What to work on –
Each of the following records is to be output exactly.

Material provided –
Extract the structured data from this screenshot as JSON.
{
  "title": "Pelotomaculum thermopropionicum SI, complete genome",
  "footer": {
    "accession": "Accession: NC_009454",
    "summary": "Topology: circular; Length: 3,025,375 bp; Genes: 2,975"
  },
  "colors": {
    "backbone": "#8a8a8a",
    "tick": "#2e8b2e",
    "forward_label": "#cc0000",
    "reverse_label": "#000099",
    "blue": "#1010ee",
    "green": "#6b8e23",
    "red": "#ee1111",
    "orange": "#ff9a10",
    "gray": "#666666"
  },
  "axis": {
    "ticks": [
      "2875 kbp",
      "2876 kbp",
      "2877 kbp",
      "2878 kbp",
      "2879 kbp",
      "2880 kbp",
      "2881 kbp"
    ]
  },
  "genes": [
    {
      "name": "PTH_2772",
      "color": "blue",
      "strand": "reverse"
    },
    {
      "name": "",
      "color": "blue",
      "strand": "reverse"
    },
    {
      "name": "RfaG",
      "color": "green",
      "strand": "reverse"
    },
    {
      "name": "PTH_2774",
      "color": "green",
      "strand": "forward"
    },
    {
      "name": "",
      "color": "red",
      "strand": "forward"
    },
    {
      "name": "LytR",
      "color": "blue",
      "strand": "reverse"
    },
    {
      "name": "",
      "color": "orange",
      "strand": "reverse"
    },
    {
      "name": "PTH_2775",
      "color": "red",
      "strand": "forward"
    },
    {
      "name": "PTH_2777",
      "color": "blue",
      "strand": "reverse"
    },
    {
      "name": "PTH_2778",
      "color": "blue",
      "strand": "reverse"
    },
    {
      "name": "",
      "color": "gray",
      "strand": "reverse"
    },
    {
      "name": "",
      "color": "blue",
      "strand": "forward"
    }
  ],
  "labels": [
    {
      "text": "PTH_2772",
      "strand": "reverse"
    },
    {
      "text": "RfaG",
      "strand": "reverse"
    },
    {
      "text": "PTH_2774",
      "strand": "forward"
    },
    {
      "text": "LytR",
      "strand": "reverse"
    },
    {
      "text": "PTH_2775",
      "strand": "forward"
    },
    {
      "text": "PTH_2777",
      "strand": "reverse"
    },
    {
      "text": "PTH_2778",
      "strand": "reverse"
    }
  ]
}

Exercise output –
Extract the structured data from this screenshot as JSON.
{
  "title": "Pelotomaculum thermopropionicum SI, complete genome",
  "footer": {
    "accession": "Accession: NC_009454",
    "summary": "Topology: circular; Length: 3,025,375 bp; Genes: 2,975"
  },
  "colors": {
    "backbone": "#8a8a8a",
    "tick": "#2e8b2e",
    "forward_label": "#cc0000",
    "reverse_label": "#000099",
    "blue": "#1010ee",
    "green": "#6b8e23",
    "red": "#ee1111",
    "orange": "#ff9a10",
    "gray": "#666666"
  },
  "axis": {
    "ticks": [
      "2875 kbp",
      "2876 kbp",
      "2877 kbp",
      "2878 kbp",
      "2879 kbp",
      "2880 kbp",
      "2881 kbp"
    ]
  },
  "genes": [
    {
      "name": "PTH_2772",
      "color": "blue",
      "strand": "reverse"
    },
    {
      "name": "",
      "color": "blue",
      "strand": "reverse"
    },
    {
      "name": "RfaG",
      "color": "green",
      "strand": "reverse"
    },
    {
      "name": "PTH_2774",
      "color": "green",
      "strand": "forward"
    },
    {
      "name": "",
      "color": "red",
      "strand": "forward"
    },
    {
      "name": "LytR",
      "color": "blue",
      "strand": "reverse"
    },
    {
      "name": "",
      "color": "orange",
      "strand": "reverse"
    },
    {
      "name": "PTH_2775",
      "color": "red",
      "strand": "forward"
    },
    {
      "name": "PTH_2777",
      "color": "blue",
      "strand": "reverse"
    },
    {
      "name": "PTH_2778",
      "color": "blue",
      "strand": "reverse"
    },
    {
      "name": "",
      "color": "gray",
      "strand": "reverse"
    },
    {
      "name": "",
      "color": "blue",
      "strand": "forward"
    }
  ],
  "labels": [
    {
      "text": "PTH_2772",
      "strand": "reverse"
    },
    {
      "text": "RfaG",
      "strand": "reverse"
    },
    {
      "text": "PTH_2774",
      "strand": "forward"
    },
    {
      "text": "LytR",
      "strand": "reverse"
    },
    {
      "text": "PTH_2775",
      "strand": "forward"
    },
    {
      "text": "PTH_2777",
      "strand": "reverse"
    },
    {
      "text": "PTH_2778",
      "strand": "reverse"
    }
  ]
}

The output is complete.